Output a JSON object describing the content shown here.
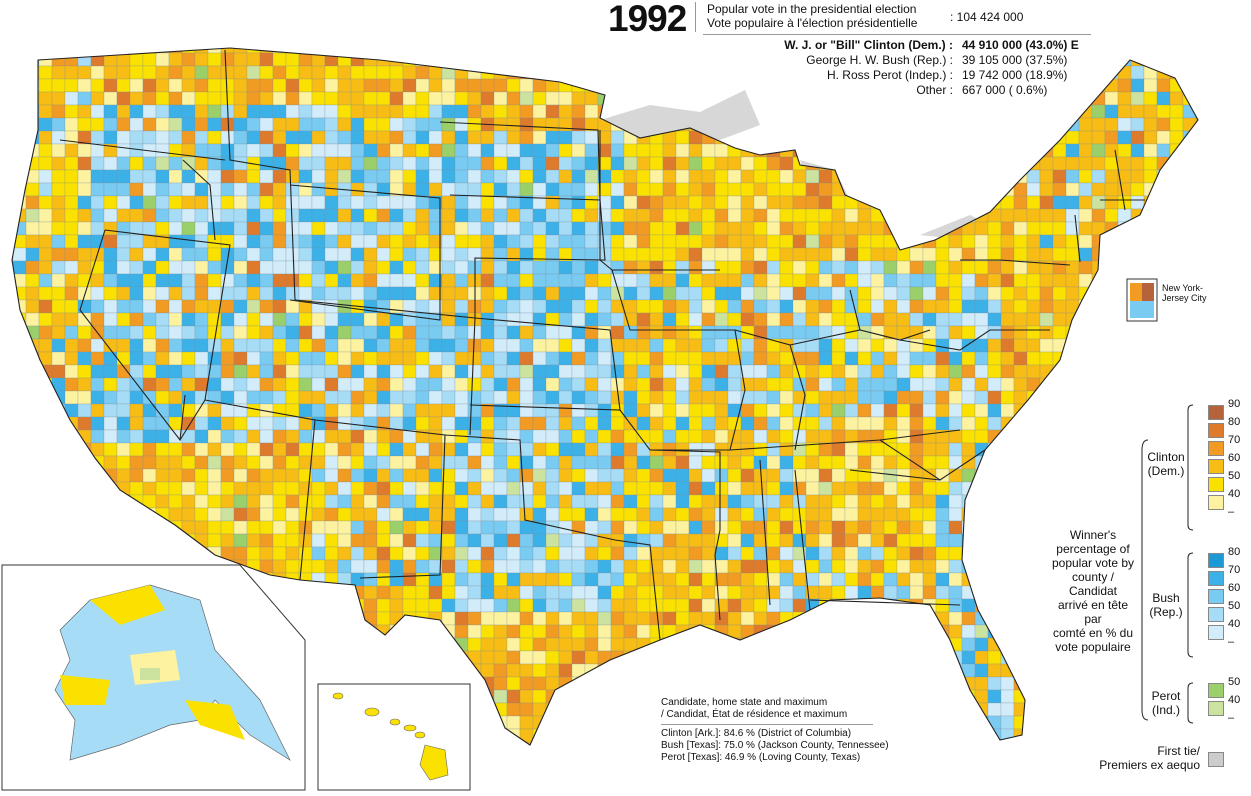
{
  "title": {
    "year": "1992",
    "popular_vote_en": "Popular vote in the presidential election",
    "popular_vote_fr": "Vote populaire à l'élection présidentielle",
    "popular_vote_total": "104 424 000"
  },
  "results": [
    {
      "name": "W. J. or \"Bill\" Clinton (Dem.) :",
      "votes": "44 910 000  (43.0%) E",
      "bold": true
    },
    {
      "name": "George H. W. Bush (Rep.) :",
      "votes": "39 105 000  (37.5%)",
      "bold": false
    },
    {
      "name": "H. Ross Perot (Indep.) :",
      "votes": "19 742 000  (18.9%)",
      "bold": false
    },
    {
      "name": "Other :",
      "votes": "667 000  (  0.6%)",
      "bold": false
    }
  ],
  "legend": {
    "title": "Winner's percentage of popular vote by county / Candidat arrivé en tête par comté en % du vote populaire",
    "title_lines": [
      "Winner's",
      "percentage of",
      "popular vote by",
      "county / Candidat",
      "arrivé en tête par",
      "comté en % du",
      "vote populaire"
    ],
    "clinton": {
      "label_lines": [
        "Clinton",
        "(Dem.)"
      ],
      "ticks": [
        "90",
        "80",
        "70",
        "60",
        "50",
        "40",
        "–"
      ],
      "colors": [
        "#b5633a",
        "#de7a2c",
        "#f29b22",
        "#f8bd14",
        "#fbe100",
        "#fdf2a0"
      ]
    },
    "bush": {
      "label_lines": [
        "Bush",
        "(Rep.)"
      ],
      "ticks": [
        "80",
        "70",
        "60",
        "50",
        "40",
        "–"
      ],
      "colors": [
        "#1d9ad6",
        "#3cb1e8",
        "#7acbf2",
        "#a7dcf6",
        "#d2ecfa"
      ]
    },
    "perot": {
      "label_lines": [
        "Perot",
        "(Ind.)"
      ],
      "ticks": [
        "50",
        "40",
        "–"
      ],
      "colors": [
        "#9bcf6a",
        "#cce3a0"
      ]
    },
    "tie": {
      "label_lines": [
        "First tie/",
        "Premiers ex aequo"
      ],
      "color": "#cccccc"
    }
  },
  "notes": {
    "header_lines": [
      "Candidate, home state and maximum",
      "/ Candidat, État de résidence et maximum"
    ],
    "rows": [
      "Clinton [Ark.]:  84.6 % (District of Columbia)",
      "Bush [Texas]:  75.0 % (Jackson County, Tennessee)",
      "Perot [Texas]:  46.9 % (Loving County, Texas)"
    ]
  },
  "inset_label_lines": [
    "New York-",
    "Jersey City"
  ]
}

________

Count how many lines above include the word "maximum" and answer with that figure only.

2